▸ Short task
What follows is a listing to be transcribed exactly.

▸ Data supplied
☆ ☆ ☆ ☆ ☆

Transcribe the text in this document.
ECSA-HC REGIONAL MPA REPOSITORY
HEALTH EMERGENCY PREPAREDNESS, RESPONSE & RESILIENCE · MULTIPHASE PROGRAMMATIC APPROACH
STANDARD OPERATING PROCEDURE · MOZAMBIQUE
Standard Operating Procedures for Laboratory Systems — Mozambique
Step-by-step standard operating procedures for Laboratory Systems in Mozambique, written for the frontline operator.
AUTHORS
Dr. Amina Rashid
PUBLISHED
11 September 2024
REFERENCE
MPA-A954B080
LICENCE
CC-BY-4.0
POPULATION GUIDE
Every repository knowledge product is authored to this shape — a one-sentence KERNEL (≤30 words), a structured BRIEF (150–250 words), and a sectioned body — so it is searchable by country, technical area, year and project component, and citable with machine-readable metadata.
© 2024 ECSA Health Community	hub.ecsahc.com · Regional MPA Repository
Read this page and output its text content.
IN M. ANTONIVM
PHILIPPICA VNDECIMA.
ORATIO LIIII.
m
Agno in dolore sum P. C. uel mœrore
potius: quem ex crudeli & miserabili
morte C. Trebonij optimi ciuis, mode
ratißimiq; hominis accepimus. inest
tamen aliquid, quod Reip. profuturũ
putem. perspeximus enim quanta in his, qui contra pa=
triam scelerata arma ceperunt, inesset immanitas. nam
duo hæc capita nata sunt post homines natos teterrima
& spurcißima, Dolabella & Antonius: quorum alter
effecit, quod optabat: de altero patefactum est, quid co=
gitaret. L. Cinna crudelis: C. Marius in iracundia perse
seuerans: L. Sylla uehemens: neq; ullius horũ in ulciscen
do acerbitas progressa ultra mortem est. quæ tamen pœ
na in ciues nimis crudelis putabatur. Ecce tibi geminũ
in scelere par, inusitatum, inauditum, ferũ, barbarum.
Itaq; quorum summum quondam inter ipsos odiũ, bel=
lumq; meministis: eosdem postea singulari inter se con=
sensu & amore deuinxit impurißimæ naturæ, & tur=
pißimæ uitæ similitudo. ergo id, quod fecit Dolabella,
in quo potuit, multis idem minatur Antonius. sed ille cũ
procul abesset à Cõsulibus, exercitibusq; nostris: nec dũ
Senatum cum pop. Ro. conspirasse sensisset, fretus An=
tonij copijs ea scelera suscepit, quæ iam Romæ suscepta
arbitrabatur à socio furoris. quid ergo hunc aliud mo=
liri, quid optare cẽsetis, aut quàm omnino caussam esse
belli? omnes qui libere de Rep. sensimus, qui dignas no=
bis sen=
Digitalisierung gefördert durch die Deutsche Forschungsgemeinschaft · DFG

☆ ☆ ☆ ☆ ☆

▸ Output for this exercise
Transcribe the text in this document.
ECSA-HC REGIONAL MPA REPOSITORY
HEALTH EMERGENCY PREPAREDNESS, RESPONSE & RESILIENCE · MULTIPHASE PROGRAMMATIC APPROACH
STANDARD OPERATING PROCEDURE · MOZAMBIQUE
Standard Operating Procedures for Laboratory Systems — Mozambique
Step-by-step standard operating procedures for Laboratory Systems in Mozambique, written for the frontline operator.
AUTHORS
Dr. Amina Rashid
PUBLISHED
11 September 2024
REFERENCE
MPA-A954B080
LICENCE
CC-BY-4.0
POPULATION GUIDE
Every repository knowledge product is authored to this shape — a one-sentence KERNEL (≤30 words), a structured BRIEF (150–250 words), and a sectioned body — so it is searchable by country, technical area, year and project component, and citable with machine-readable metadata.
© 2024 ECSA Health Community	hub.ecsahc.com · Regional MPA Repository
Read this page and output its text content.
IN M. ANTONIVM
PHILIPPICA VNDECIMA.
ORATIO LIIII.
m
Agno in dolore sum P. C. uel mœrore
potius: quem ex crudeli & miserabili
morte C. Trebonij optimi ciuis, mode
ratißimiq; hominis accepimus. inest
tamen aliquid, quod Reip. profuturũ
putem. perspeximus enim quanta in his, qui contra pa=
triam scelerata arma ceperunt, inesset immanitas. nam
duo hæc capita nata sunt post homines natos teterrima
& spurcißima, Dolabella & Antonius: quorum alter
effecit, quod optabat: de altero patefactum est, quid co=
gitaret. L. Cinna crudelis: C. Marius in iracundia perse
seuerans: L. Sylla uehemens: neq; ullius horũ in ulciscen
do acerbitas progressa ultra mortem est. quæ tamen pœ
na in ciues nimis crudelis putabatur. Ecce tibi geminũ
in scelere par, inusitatum, inauditum, ferũ, barbarum.
Itaq; quorum summum quondam inter ipsos odiũ, bel=
lumq; meministis: eosdem postea singulari inter se con=
sensu & amore deuinxit impurißimæ naturæ, & tur=
pißimæ uitæ similitudo. ergo id, quod fecit Dolabella,
in quo potuit, multis idem minatur Antonius. sed ille cũ
procul abesset à Cõsulibus, exercitibusq; nostris: nec dũ
Senatum cum pop. Ro. conspirasse sensisset, fretus An=
tonij copijs ea scelera suscepit, quæ iam Romæ suscepta
arbitrabatur à socio furoris. quid ergo hunc aliud mo=
liri, quid optare cẽsetis, aut quàm omnino caussam esse
belli? omnes qui libere de Rep. sensimus, qui dignas no=
bis sen=
Digitalisierung gefördert durch die Deutsche Forschungsgemeinschaft · DFG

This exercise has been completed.